** Start PROVIDED DATA **
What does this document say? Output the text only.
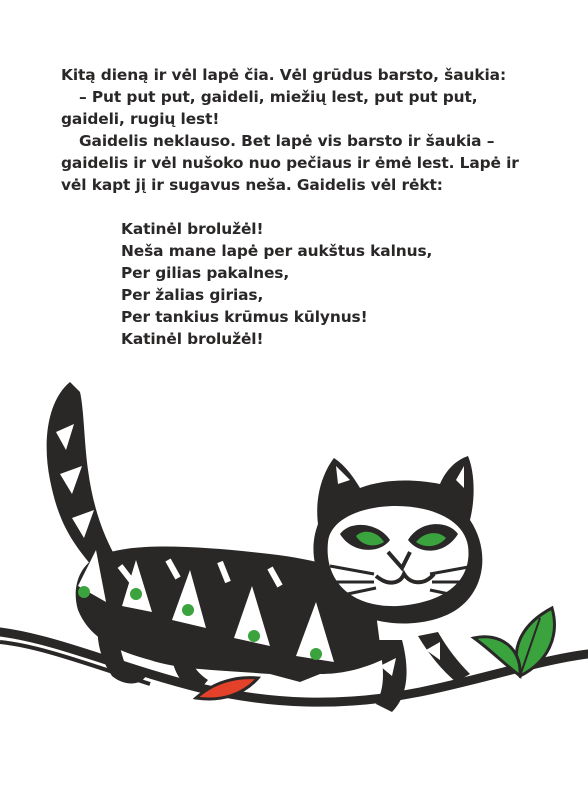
Kitą dieną ir vėl lapė čia. Vėl grūdus barsto, šaukia:

– Put put put, gaideli, miežių lest, put put put, gaideli, rugių lest!

Gaidelis neklauso. Bet lapė vis barsto ir šaukia – gaidelis ir vėl nušoko nuo pečiaus ir ėmė lest. Lapė ir vėl kapt jį ir sugavus neša. Gaidelis vėl rėkt:

Katinėl brolužėl!
Neša mane lapė per aukštus kalnus,
Per gilias pakalnes,
Per žalias girias,
Per tankius krūmus kūlynus!
Katinėl brolužėl!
** End PROVIDED DATA **
• YOUR INSTRUCTIONS: What comes back should match the records exactly, minus any pictures.

• TASK RESPONSE:
What does this document say? Output the text only.
Kitą dieną ir vėl lapė čia. Vėl grūdus barsto, šaukia:

– Put put put, gaideli, miežių lest, put put put, gaideli, rugių lest!

Gaidelis neklauso. Bet lapė vis barsto ir šaukia – gaidelis ir vėl nušoko nuo pečiaus ir ėmė lest. Lapė ir vėl kapt jį ir sugavus neša. Gaidelis vėl rėkt:

Katinėl brolužėl!
Neša mane lapė per aukštus kalnus,
Per gilias pakalnes,
Per žalias girias,
Per tankius krūmus kūlynus!
Katinėl brolužėl!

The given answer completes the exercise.